┌─ DATA LISTING
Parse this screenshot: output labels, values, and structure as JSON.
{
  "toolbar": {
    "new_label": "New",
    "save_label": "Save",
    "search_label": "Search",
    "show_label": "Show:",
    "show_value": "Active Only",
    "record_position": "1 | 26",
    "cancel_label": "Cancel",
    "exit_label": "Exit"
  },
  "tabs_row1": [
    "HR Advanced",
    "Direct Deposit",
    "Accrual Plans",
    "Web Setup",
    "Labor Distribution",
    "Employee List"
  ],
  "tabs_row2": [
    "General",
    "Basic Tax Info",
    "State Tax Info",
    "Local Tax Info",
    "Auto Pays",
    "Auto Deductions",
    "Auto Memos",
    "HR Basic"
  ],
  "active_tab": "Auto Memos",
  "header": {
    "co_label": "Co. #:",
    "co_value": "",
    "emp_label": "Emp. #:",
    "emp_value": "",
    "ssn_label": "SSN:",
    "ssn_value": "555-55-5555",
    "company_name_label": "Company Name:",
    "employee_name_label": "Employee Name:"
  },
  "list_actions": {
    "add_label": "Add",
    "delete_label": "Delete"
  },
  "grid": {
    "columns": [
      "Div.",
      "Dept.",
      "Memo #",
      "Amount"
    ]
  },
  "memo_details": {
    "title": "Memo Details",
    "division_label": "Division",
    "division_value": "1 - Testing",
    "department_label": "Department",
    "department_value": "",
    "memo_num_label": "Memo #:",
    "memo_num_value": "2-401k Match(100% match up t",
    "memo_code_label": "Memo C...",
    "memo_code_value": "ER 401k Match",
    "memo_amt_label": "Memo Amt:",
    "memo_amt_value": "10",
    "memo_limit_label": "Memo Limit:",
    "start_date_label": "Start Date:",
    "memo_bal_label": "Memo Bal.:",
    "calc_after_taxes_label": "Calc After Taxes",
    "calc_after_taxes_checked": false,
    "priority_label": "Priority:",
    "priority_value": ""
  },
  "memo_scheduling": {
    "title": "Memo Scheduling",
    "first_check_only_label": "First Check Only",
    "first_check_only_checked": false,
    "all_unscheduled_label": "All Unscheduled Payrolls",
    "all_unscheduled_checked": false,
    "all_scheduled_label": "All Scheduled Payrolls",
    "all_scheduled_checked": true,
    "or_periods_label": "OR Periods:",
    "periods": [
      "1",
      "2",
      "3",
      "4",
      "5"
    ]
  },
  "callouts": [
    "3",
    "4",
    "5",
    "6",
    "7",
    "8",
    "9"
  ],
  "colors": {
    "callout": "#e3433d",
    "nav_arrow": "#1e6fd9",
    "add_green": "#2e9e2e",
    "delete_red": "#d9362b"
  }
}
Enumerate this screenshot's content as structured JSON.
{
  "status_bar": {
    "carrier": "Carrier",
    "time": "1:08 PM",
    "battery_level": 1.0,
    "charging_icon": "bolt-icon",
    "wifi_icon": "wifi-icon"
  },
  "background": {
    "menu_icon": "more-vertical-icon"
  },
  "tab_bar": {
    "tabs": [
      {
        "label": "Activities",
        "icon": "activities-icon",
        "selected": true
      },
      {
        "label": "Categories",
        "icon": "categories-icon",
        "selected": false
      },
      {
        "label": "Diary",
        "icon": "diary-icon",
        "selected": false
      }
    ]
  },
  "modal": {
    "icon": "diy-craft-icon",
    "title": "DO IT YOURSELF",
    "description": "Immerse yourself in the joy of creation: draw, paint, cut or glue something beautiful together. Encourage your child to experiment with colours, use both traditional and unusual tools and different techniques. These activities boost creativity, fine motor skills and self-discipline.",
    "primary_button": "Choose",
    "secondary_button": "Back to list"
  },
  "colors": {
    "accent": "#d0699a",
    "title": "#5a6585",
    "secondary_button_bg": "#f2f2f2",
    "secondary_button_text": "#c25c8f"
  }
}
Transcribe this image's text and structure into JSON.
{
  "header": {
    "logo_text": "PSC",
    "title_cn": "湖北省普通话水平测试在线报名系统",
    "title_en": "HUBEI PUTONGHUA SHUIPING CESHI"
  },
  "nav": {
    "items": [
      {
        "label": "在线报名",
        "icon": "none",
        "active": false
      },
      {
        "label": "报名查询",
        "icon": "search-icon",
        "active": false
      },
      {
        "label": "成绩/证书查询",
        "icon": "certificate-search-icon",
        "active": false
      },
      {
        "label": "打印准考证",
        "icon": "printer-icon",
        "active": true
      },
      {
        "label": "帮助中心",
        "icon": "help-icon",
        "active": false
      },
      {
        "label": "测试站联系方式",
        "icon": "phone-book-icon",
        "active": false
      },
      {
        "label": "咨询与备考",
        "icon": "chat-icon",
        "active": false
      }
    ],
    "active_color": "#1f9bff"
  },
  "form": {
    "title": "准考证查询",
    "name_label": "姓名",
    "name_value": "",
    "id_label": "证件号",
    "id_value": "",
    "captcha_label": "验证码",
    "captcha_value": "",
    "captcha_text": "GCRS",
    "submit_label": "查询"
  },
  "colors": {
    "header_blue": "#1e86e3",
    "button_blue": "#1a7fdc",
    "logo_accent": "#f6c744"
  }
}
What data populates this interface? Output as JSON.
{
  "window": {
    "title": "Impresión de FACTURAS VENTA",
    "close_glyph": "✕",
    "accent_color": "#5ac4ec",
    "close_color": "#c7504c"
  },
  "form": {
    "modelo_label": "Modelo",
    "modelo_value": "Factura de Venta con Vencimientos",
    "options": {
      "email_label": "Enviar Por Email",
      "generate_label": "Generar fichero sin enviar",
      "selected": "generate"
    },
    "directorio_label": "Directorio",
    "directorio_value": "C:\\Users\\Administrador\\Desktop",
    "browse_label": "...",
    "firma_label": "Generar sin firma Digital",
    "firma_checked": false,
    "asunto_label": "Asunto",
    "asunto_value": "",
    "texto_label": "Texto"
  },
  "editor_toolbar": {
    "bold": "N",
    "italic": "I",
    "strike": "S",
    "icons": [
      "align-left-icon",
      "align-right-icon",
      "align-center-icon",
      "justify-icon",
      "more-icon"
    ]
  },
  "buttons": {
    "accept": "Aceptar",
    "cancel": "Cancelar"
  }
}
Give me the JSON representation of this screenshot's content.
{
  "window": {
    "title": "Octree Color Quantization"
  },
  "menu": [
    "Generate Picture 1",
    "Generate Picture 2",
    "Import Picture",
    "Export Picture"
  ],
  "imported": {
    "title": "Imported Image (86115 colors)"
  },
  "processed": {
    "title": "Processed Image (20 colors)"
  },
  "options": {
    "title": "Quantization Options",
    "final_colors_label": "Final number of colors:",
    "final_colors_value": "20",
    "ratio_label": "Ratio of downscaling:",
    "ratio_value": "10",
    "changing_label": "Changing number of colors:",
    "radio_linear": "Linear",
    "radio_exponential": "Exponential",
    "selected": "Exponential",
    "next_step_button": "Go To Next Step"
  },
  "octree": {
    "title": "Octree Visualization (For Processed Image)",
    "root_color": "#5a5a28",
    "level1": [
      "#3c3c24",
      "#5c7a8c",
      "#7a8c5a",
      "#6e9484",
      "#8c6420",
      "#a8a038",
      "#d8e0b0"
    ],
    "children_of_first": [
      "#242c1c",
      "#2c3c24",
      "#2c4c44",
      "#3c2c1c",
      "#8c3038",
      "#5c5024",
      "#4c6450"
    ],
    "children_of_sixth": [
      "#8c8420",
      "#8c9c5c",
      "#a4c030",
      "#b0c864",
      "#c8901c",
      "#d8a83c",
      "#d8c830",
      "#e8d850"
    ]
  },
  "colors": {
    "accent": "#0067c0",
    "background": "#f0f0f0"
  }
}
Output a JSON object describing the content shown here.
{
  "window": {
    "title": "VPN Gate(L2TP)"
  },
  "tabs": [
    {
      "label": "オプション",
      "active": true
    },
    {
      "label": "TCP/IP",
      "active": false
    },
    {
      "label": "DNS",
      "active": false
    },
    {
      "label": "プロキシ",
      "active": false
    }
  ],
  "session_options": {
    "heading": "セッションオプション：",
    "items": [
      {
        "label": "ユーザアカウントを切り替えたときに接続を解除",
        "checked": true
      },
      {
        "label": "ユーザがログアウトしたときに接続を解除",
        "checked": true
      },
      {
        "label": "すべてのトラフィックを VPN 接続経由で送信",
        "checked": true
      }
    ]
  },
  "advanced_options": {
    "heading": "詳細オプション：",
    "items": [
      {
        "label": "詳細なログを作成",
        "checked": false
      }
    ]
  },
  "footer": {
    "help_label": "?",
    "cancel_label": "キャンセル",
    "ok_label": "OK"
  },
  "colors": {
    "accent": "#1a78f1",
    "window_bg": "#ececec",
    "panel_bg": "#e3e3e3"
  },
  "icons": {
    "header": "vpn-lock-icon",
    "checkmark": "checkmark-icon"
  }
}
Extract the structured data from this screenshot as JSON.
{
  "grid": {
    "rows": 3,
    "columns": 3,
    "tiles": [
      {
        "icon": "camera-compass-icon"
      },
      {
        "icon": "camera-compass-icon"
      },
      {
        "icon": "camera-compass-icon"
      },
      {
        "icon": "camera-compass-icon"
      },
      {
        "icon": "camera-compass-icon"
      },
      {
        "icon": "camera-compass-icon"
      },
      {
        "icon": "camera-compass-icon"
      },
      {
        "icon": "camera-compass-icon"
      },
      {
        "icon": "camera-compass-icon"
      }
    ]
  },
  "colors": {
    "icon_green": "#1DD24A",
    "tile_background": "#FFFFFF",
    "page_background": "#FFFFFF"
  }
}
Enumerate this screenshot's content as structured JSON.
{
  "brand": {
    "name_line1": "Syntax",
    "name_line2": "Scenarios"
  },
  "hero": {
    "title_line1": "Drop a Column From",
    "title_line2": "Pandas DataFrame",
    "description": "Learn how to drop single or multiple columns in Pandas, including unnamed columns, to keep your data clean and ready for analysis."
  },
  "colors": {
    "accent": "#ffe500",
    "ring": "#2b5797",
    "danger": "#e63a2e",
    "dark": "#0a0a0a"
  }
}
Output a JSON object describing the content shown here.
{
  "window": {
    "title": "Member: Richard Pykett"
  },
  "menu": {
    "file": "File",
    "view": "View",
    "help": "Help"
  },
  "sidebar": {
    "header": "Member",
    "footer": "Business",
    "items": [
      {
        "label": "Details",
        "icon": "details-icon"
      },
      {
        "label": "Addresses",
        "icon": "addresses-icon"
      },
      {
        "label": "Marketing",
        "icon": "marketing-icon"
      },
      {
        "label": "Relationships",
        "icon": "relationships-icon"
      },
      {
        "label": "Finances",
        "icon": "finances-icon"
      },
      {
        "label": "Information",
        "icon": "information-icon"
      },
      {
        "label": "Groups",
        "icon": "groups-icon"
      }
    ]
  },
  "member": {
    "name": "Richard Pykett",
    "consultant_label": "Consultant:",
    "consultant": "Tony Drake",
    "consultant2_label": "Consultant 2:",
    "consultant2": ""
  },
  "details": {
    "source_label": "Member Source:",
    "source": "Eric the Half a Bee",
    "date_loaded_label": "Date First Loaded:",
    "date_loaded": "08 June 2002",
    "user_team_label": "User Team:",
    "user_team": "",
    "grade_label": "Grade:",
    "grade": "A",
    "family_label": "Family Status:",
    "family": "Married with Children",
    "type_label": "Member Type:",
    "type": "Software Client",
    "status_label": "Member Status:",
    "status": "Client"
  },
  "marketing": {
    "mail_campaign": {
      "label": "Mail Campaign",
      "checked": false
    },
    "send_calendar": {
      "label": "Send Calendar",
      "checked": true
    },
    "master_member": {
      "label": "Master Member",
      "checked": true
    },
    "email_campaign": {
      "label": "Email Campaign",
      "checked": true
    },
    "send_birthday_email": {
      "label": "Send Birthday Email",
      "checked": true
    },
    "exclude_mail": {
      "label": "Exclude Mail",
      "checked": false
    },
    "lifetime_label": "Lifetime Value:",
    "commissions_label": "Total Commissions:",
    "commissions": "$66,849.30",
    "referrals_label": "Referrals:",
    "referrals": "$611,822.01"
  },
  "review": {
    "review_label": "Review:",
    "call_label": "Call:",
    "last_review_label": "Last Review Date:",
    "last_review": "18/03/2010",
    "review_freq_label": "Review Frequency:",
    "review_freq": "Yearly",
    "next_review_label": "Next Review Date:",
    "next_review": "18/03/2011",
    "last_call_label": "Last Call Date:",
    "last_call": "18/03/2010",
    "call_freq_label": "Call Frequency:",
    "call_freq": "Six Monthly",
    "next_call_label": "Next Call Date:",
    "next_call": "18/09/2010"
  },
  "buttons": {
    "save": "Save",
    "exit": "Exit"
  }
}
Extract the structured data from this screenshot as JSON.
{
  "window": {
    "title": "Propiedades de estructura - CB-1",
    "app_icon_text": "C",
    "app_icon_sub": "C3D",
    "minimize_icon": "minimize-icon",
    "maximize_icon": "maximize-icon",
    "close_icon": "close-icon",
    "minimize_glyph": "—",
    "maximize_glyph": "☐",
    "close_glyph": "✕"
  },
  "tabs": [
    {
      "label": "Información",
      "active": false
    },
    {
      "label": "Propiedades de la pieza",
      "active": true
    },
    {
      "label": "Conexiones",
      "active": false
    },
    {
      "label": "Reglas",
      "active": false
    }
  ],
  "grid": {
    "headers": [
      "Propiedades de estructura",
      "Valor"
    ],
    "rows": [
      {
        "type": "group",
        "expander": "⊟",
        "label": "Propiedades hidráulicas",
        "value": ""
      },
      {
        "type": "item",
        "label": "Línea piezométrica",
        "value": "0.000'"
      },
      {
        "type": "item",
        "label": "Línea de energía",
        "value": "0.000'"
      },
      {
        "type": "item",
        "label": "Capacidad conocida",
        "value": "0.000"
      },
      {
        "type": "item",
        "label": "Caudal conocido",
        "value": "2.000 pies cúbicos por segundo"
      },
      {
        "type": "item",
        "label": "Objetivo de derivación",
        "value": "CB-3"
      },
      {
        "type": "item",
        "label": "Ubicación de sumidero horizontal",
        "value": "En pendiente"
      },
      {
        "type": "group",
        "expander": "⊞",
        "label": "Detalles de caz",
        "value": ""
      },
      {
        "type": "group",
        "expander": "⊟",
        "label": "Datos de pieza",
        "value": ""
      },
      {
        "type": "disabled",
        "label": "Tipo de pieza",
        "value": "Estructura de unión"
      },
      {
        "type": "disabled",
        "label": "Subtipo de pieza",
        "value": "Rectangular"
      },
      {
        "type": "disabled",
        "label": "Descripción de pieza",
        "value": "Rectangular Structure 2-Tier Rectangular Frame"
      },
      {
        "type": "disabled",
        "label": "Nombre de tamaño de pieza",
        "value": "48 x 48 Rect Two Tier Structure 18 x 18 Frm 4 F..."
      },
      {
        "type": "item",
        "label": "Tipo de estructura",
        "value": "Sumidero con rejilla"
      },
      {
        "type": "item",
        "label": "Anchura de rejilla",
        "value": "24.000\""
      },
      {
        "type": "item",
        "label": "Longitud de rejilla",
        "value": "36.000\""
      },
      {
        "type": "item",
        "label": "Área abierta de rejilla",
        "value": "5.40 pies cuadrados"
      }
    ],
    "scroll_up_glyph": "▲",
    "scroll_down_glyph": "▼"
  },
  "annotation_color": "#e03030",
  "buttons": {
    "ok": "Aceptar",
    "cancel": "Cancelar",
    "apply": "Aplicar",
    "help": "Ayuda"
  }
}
└─
CHALLENGE: Search the records above for "more". Copy each line where it is found.

SOLUTION TO THIS EXERCISE:
    "menu_icon": "more-vertical-icon"
      "more-icon"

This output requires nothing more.